● Aim of the exercise
Beneath this task is a listing. State how many of its lines include the string "первый", giving nothing but the number.

● Given data
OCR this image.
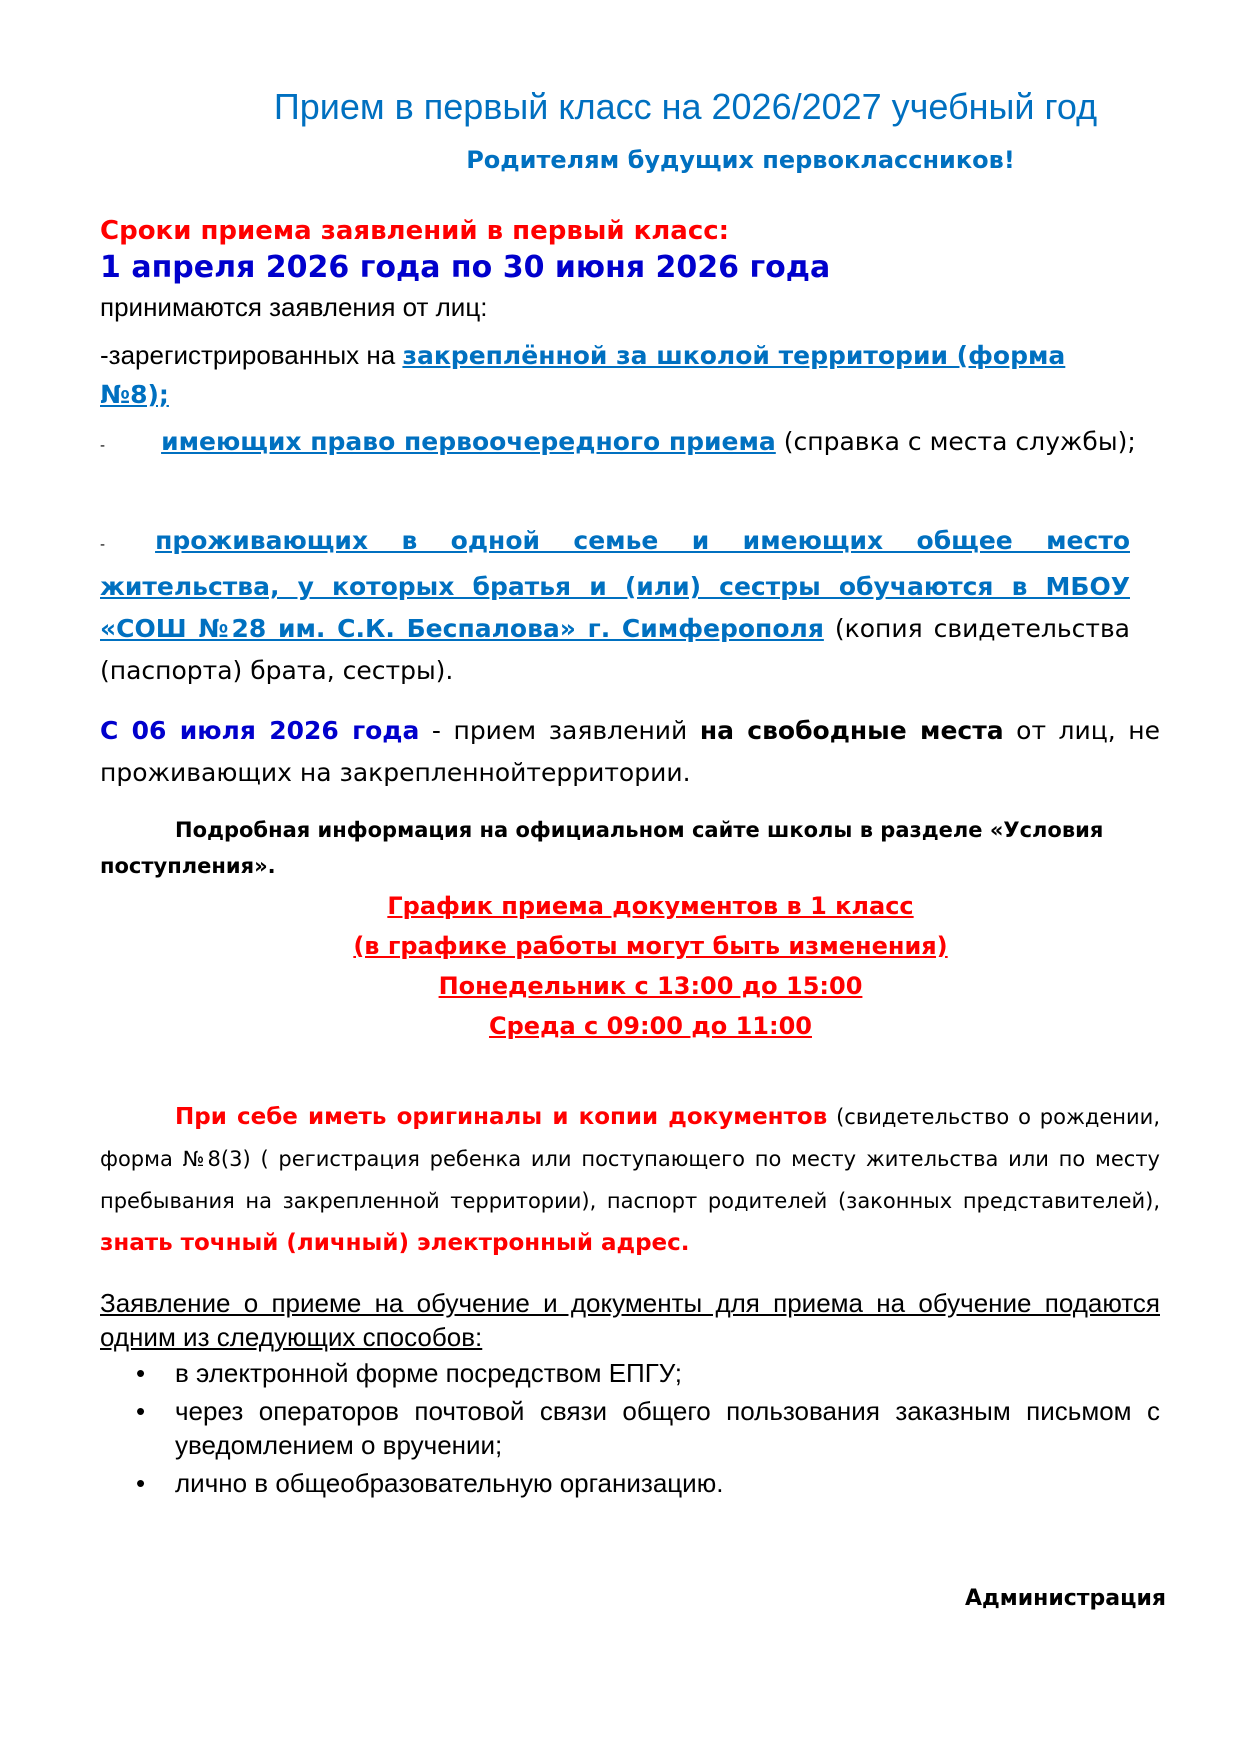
Прием в первый класс на 2026/2027 учебный год
Родителям будущих первоклассников!
Сроки приема заявлений в первый класс:
1 апреля 2026 года по 30 июня 2026 года
принимаются заявления от лиц:
-зарегистрированных на закреплённой за школой территории (форма №8);
- имеющих право первоочередного приема (справка с места службы);
- проживающих в одной семье и имеющих общее место жительства, у которых братья и (или) сестры обучаются в МБОУ «СОШ №28 им. С.К. Беспалова» г. Симферополя (копия свидетельства (паспорта) брата, сестры).
С 06 июля 2026 года - прием заявлений на свободные места от лиц, не проживающих на закрепленнойтерритории.
Подробная информация на официальном сайте школы в разделе «Условия поступления».
График приема документов в 1 класс
(в графике работы могут быть изменения)
Понедельник с 13:00 до 15:00
Среда с 09:00 до 11:00
При себе иметь оригиналы и копии документов (свидетельство о рождении, форма №8(3) ( регистрация ребенка или поступающего по месту жительства или по месту пребывания на закрепленной территории), паспорт родителей (законных представителей), знать точный (личный) электронный адрес.
Заявление о приеме на обучение и документы для приема на обучение подаются одним из следующих способов:
• в электронной форме посредством ЕПГУ;
• через операторов почтовой связи общего пользования заказным письмом с уведомлением о вручении;
• лично в общеобразовательную организацию.
Администрация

● Answer to this exercise
2